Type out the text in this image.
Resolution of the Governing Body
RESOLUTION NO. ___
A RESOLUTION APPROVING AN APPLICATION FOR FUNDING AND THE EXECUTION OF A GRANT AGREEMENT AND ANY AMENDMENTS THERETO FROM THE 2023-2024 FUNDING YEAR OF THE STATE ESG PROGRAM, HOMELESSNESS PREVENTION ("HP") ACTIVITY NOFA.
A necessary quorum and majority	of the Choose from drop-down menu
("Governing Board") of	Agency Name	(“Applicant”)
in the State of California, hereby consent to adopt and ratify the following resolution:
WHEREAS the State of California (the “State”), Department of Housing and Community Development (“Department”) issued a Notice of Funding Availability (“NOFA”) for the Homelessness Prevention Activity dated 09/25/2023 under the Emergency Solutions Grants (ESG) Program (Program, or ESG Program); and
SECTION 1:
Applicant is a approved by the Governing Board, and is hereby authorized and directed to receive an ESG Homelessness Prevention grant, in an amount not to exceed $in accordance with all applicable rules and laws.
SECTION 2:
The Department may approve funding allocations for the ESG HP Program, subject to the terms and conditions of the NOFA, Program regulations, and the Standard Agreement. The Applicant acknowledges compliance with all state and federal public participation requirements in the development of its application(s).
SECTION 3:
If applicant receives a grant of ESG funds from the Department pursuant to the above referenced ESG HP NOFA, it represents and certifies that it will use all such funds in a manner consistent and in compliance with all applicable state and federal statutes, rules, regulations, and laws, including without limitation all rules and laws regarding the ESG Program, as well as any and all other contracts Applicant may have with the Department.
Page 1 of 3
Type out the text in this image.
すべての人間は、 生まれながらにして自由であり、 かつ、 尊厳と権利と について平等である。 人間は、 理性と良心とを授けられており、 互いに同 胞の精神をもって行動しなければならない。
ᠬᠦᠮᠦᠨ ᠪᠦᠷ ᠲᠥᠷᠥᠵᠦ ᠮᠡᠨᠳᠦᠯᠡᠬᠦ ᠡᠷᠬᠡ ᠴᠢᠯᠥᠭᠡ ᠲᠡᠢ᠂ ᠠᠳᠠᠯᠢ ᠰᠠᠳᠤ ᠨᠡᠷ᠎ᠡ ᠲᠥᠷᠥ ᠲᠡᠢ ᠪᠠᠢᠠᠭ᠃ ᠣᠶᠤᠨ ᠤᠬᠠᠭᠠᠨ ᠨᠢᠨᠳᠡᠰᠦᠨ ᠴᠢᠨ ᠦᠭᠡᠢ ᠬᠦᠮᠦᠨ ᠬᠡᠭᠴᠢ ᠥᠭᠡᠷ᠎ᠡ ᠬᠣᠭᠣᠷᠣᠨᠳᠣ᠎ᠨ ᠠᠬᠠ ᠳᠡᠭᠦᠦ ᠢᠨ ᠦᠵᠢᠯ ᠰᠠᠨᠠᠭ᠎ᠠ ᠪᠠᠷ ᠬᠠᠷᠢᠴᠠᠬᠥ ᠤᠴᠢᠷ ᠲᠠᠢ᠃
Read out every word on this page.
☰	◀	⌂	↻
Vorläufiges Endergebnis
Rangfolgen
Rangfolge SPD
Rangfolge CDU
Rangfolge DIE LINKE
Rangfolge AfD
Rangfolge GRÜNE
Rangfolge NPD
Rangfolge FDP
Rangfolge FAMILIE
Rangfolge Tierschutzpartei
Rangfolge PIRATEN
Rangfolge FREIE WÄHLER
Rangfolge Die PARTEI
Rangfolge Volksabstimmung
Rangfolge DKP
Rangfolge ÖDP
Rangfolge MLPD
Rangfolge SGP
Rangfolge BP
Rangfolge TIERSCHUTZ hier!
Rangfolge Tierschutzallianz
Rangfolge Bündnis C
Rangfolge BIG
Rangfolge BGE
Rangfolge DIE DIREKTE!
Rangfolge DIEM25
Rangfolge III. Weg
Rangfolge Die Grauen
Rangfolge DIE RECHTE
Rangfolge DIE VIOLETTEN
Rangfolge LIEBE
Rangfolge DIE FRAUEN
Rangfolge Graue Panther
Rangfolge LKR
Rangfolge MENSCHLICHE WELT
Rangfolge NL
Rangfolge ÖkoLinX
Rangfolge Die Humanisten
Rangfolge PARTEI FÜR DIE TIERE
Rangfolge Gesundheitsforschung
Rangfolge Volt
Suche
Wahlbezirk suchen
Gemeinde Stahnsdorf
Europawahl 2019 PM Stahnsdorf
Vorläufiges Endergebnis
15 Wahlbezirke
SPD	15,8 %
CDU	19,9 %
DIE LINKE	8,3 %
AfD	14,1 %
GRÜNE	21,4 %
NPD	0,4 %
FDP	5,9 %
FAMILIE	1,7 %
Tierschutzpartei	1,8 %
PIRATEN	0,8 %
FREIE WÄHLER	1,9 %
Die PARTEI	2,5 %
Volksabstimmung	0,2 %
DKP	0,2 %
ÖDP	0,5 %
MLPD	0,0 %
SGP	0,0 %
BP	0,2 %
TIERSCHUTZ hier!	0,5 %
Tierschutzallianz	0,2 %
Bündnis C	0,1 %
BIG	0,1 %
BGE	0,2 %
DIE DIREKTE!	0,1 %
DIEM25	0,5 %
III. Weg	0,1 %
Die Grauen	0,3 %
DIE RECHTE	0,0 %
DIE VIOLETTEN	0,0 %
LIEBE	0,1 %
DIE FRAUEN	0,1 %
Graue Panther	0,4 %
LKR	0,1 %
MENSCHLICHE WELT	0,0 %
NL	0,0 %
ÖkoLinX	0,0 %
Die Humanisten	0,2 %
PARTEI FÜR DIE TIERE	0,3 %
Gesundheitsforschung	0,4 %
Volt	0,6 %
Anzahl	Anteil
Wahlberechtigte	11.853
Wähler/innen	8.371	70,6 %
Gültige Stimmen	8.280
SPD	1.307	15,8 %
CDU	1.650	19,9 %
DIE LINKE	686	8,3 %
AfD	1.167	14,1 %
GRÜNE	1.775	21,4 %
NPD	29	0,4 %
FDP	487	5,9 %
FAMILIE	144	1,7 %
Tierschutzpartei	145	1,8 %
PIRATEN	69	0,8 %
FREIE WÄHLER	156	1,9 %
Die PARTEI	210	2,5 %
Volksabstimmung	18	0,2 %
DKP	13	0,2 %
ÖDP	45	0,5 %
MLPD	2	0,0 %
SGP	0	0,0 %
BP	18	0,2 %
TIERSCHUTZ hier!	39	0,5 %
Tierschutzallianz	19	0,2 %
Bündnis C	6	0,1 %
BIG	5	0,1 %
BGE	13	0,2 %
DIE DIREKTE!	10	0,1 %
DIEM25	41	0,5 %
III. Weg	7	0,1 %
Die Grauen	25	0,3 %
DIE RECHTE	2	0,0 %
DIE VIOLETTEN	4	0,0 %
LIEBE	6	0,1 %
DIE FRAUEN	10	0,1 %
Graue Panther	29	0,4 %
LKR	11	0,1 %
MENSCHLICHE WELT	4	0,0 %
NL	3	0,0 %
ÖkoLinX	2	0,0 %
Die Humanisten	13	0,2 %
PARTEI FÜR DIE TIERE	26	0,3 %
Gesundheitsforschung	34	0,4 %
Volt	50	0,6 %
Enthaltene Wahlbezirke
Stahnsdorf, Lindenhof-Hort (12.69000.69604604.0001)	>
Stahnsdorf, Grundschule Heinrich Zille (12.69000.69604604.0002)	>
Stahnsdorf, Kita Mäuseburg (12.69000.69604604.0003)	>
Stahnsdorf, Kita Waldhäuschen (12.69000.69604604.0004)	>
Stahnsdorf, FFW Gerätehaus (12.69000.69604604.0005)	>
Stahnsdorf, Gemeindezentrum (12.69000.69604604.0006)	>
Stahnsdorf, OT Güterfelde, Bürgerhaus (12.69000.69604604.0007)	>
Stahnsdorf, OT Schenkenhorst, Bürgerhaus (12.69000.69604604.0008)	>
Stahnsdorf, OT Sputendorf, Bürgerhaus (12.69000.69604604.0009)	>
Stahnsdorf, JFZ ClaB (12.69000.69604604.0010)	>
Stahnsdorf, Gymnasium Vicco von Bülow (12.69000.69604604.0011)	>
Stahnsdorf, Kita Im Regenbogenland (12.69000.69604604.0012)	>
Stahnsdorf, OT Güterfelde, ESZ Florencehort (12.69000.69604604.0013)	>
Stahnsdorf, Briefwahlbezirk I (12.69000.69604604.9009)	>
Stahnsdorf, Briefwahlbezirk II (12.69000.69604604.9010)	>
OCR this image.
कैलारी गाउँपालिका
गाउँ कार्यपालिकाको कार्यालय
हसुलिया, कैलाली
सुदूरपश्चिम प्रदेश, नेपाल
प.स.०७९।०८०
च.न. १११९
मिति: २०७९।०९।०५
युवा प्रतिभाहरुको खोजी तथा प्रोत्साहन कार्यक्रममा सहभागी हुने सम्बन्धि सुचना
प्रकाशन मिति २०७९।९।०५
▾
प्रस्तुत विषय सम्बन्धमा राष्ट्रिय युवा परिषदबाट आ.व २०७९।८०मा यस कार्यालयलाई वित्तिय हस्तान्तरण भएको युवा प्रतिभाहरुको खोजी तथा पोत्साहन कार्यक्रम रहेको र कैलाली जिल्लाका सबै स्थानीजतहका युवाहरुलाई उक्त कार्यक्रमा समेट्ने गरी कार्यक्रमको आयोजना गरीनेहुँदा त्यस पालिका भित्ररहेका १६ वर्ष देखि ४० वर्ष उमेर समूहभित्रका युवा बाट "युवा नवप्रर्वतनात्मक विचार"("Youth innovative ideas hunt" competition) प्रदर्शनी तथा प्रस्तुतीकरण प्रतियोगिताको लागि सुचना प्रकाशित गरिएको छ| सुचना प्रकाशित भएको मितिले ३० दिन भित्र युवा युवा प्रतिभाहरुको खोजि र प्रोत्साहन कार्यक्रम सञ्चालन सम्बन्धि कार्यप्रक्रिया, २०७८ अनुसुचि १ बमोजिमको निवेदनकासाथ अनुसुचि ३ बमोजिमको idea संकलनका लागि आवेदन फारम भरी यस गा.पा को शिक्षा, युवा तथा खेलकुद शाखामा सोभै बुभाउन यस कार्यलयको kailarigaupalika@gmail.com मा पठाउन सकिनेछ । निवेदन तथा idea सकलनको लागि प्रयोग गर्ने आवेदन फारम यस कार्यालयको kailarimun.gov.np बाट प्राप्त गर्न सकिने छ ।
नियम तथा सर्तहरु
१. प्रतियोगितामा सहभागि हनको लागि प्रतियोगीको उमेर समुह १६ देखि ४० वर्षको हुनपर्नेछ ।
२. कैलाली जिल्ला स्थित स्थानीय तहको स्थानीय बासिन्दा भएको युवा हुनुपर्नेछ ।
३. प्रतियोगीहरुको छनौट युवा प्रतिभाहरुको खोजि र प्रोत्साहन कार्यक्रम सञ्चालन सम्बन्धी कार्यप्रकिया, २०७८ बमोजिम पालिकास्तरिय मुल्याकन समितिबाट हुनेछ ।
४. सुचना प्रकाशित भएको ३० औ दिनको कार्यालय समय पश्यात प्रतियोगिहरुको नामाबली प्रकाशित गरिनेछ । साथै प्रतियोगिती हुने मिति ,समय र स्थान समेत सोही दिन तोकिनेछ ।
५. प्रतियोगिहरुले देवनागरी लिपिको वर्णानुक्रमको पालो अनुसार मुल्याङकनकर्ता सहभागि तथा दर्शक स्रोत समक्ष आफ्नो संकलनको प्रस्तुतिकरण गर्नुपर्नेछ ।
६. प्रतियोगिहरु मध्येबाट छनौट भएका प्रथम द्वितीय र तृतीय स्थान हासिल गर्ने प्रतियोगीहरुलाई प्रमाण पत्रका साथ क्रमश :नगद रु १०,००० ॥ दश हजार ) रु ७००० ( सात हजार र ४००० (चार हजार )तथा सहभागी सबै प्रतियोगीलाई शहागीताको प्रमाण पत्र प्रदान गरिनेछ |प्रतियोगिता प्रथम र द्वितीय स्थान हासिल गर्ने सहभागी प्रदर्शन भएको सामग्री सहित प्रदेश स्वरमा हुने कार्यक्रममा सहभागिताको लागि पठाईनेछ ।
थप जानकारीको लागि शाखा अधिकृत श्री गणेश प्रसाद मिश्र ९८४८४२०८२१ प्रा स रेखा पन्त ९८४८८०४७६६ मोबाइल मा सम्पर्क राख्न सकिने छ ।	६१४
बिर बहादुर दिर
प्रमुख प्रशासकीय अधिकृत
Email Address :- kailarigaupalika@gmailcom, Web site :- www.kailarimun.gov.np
------------------------------------------------------------
§ **WHAT THE TASK ASKS**:
Report only the number of lines that hold the word "WELT".

§ **RESPONSE FOR THIS EXERCISE**:
3